# [Objective]
Scan the records below. List lines holding "this".

# [Information given]
>>

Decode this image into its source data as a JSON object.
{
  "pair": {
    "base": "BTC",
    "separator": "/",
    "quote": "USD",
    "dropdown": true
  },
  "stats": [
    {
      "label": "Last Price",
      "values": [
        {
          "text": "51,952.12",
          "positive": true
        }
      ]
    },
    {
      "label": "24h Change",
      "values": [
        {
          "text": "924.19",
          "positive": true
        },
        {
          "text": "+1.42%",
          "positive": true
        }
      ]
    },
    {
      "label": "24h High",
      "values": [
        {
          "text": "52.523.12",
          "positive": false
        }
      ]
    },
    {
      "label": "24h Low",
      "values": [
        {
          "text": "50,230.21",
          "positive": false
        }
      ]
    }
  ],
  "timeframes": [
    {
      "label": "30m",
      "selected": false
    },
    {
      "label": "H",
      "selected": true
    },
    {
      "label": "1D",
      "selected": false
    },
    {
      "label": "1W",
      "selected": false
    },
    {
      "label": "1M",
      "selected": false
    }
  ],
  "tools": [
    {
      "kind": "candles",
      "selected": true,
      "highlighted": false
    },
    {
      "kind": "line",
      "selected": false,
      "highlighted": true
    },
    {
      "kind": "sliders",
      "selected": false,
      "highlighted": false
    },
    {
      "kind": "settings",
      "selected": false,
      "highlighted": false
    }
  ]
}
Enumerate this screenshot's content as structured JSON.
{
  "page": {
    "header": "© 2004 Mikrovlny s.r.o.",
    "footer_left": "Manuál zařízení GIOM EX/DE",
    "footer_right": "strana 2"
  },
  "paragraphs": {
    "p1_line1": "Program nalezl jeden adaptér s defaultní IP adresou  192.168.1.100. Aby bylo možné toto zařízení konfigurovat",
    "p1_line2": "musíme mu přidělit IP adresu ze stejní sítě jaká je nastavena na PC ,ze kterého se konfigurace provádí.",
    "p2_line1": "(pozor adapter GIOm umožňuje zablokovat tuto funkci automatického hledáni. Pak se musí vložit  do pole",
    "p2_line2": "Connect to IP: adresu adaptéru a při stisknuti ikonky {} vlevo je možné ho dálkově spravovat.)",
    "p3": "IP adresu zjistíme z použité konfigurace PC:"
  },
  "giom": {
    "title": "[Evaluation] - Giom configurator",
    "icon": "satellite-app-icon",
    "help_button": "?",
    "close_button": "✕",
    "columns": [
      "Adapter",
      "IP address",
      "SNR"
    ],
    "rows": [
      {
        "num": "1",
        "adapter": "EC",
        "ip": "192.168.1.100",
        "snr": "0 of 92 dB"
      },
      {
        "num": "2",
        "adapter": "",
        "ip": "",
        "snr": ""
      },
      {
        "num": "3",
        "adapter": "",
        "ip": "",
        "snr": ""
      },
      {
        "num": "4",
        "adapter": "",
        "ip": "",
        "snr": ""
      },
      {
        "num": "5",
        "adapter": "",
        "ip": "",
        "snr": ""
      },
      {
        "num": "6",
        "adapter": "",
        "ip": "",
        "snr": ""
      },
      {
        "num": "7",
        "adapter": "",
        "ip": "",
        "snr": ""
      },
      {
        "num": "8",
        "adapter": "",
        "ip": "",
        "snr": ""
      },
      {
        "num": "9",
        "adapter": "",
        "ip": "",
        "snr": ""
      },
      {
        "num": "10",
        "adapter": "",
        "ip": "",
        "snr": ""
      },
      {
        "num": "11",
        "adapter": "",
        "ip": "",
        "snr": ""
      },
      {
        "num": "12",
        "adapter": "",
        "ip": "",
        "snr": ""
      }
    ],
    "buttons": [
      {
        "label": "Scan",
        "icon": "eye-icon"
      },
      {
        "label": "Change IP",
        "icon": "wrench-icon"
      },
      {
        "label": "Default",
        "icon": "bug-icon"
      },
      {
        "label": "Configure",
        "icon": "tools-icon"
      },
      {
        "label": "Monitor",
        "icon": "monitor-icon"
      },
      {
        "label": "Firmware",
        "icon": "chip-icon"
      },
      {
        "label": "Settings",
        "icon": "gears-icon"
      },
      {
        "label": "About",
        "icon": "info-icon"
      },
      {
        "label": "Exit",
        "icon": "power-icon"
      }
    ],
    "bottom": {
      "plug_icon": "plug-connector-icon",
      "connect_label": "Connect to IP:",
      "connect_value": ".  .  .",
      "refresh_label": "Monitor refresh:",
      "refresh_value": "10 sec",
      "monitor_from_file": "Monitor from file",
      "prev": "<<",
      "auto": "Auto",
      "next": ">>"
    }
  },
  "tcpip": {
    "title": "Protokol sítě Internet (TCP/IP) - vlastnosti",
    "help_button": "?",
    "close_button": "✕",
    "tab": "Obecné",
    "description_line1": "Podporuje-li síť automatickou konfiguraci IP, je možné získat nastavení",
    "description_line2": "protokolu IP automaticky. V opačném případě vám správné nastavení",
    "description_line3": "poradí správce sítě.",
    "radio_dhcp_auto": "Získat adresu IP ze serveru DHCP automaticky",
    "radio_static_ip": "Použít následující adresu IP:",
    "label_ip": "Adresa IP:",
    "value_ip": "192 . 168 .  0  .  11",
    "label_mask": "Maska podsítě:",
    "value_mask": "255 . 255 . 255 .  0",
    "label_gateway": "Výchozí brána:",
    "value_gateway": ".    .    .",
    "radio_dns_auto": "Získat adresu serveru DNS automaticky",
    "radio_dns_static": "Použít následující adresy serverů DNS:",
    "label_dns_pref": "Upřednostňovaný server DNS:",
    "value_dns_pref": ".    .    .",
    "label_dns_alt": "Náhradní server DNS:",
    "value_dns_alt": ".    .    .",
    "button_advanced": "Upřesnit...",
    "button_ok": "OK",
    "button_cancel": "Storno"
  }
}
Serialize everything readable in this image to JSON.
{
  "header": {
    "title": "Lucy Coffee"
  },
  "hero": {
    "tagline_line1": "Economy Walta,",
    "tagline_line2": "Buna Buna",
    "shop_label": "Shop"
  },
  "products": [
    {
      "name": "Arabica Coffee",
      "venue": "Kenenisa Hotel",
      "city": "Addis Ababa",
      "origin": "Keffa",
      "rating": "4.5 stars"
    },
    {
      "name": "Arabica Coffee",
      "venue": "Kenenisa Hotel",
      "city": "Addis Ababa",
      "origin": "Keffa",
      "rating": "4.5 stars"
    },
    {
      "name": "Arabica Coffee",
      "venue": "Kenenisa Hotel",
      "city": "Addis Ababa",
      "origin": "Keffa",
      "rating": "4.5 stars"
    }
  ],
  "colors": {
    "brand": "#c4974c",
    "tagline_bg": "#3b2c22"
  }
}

<<

# [Worked solution]
Decode this image into its source data as a JSON object.
Enumerate this screenshot's content as structured JSON.
Serialize everything readable in this image to JSON.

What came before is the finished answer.